* **Stated goal**: Write every record out again exactly as given.

─── Records for processing

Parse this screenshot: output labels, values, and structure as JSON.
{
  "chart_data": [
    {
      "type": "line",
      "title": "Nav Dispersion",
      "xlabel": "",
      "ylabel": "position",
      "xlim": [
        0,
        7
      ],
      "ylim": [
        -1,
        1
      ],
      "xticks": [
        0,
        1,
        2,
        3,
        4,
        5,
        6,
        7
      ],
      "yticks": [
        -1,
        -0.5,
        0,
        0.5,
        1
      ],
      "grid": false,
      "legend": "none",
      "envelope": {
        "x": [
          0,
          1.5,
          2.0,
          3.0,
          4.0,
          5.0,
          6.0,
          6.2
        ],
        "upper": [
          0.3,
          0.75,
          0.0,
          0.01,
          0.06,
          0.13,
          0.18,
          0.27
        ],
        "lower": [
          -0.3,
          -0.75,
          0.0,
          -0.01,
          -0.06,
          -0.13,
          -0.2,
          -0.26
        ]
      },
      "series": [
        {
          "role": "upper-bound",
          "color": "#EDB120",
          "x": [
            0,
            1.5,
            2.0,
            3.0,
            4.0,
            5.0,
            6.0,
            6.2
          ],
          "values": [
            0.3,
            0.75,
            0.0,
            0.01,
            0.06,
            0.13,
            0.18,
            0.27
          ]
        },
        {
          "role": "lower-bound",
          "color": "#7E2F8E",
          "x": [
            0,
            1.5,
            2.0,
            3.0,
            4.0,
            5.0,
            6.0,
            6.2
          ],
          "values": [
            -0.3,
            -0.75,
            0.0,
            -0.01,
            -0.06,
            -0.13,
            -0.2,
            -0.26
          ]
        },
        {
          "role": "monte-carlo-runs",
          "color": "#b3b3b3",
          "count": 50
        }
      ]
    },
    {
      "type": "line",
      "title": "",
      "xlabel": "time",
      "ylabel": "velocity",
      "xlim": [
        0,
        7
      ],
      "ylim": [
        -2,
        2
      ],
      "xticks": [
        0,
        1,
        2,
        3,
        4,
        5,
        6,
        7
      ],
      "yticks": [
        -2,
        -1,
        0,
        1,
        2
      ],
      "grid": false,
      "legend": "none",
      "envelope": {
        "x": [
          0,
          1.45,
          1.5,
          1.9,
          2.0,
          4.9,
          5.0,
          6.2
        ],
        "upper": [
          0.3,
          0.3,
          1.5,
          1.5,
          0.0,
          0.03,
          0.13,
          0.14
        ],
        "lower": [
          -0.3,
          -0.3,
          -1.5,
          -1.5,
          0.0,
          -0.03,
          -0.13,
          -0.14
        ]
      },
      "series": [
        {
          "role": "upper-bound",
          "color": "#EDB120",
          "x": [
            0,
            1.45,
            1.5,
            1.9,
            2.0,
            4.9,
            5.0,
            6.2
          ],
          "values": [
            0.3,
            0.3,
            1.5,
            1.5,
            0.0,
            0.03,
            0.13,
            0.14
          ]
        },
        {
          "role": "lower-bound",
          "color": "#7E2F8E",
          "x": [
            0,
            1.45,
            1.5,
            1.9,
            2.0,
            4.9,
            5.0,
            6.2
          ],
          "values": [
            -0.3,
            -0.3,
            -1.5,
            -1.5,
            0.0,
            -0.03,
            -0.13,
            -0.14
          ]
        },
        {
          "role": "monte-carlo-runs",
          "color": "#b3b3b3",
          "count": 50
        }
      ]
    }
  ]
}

──────

* **Exercise output**:
Parse this screenshot: output labels, values, and structure as JSON.
{
  "chart_data": [
    {
      "type": "line",
      "title": "Nav Dispersion",
      "xlabel": "",
      "ylabel": "position",
      "xlim": [
        0,
        7
      ],
      "ylim": [
        -1,
        1
      ],
      "xticks": [
        0,
        1,
        2,
        3,
        4,
        5,
        6,
        7
      ],
      "yticks": [
        -1,
        -0.5,
        0,
        0.5,
        1
      ],
      "grid": false,
      "legend": "none",
      "envelope": {
        "x": [
          0,
          1.5,
          2.0,
          3.0,
          4.0,
          5.0,
          6.0,
          6.2
        ],
        "upper": [
          0.3,
          0.75,
          0.0,
          0.01,
          0.06,
          0.13,
          0.18,
          0.27
        ],
        "lower": [
          -0.3,
          -0.75,
          0.0,
          -0.01,
          -0.06,
          -0.13,
          -0.2,
          -0.26
        ]
      },
      "series": [
        {
          "role": "upper-bound",
          "color": "#EDB120",
          "x": [
            0,
            1.5,
            2.0,
            3.0,
            4.0,
            5.0,
            6.0,
            6.2
          ],
          "values": [
            0.3,
            0.75,
            0.0,
            0.01,
            0.06,
            0.13,
            0.18,
            0.27
          ]
        },
        {
          "role": "lower-bound",
          "color": "#7E2F8E",
          "x": [
            0,
            1.5,
            2.0,
            3.0,
            4.0,
            5.0,
            6.0,
            6.2
          ],
          "values": [
            -0.3,
            -0.75,
            0.0,
            -0.01,
            -0.06,
            -0.13,
            -0.2,
            -0.26
          ]
        },
        {
          "role": "monte-carlo-runs",
          "color": "#b3b3b3",
          "count": 50
        }
      ]
    },
    {
      "type": "line",
      "title": "",
      "xlabel": "time",
      "ylabel": "velocity",
      "xlim": [
        0,
        7
      ],
      "ylim": [
        -2,
        2
      ],
      "xticks": [
        0,
        1,
        2,
        3,
        4,
        5,
        6,
        7
      ],
      "yticks": [
        -2,
        -1,
        0,
        1,
        2
      ],
      "grid": false,
      "legend": "none",
      "envelope": {
        "x": [
          0,
          1.45,
          1.5,
          1.9,
          2.0,
          4.9,
          5.0,
          6.2
        ],
        "upper": [
          0.3,
          0.3,
          1.5,
          1.5,
          0.0,
          0.03,
          0.13,
          0.14
        ],
        "lower": [
          -0.3,
          -0.3,
          -1.5,
          -1.5,
          0.0,
          -0.03,
          -0.13,
          -0.14
        ]
      },
      "series": [
        {
          "role": "upper-bound",
          "color": "#EDB120",
          "x": [
            0,
            1.45,
            1.5,
            1.9,
            2.0,
            4.9,
            5.0,
            6.2
          ],
          "values": [
            0.3,
            0.3,
            1.5,
            1.5,
            0.0,
            0.03,
            0.13,
            0.14
          ]
        },
        {
          "role": "lower-bound",
          "color": "#7E2F8E",
          "x": [
            0,
            1.45,
            1.5,
            1.9,
            2.0,
            4.9,
            5.0,
            6.2
          ],
          "values": [
            -0.3,
            -0.3,
            -1.5,
            -1.5,
            0.0,
            -0.03,
            -0.13,
            -0.14
          ]
        },
        {
          "role": "monte-carlo-runs",
          "color": "#b3b3b3",
          "count": 50
        }
      ]
    }
  ]
}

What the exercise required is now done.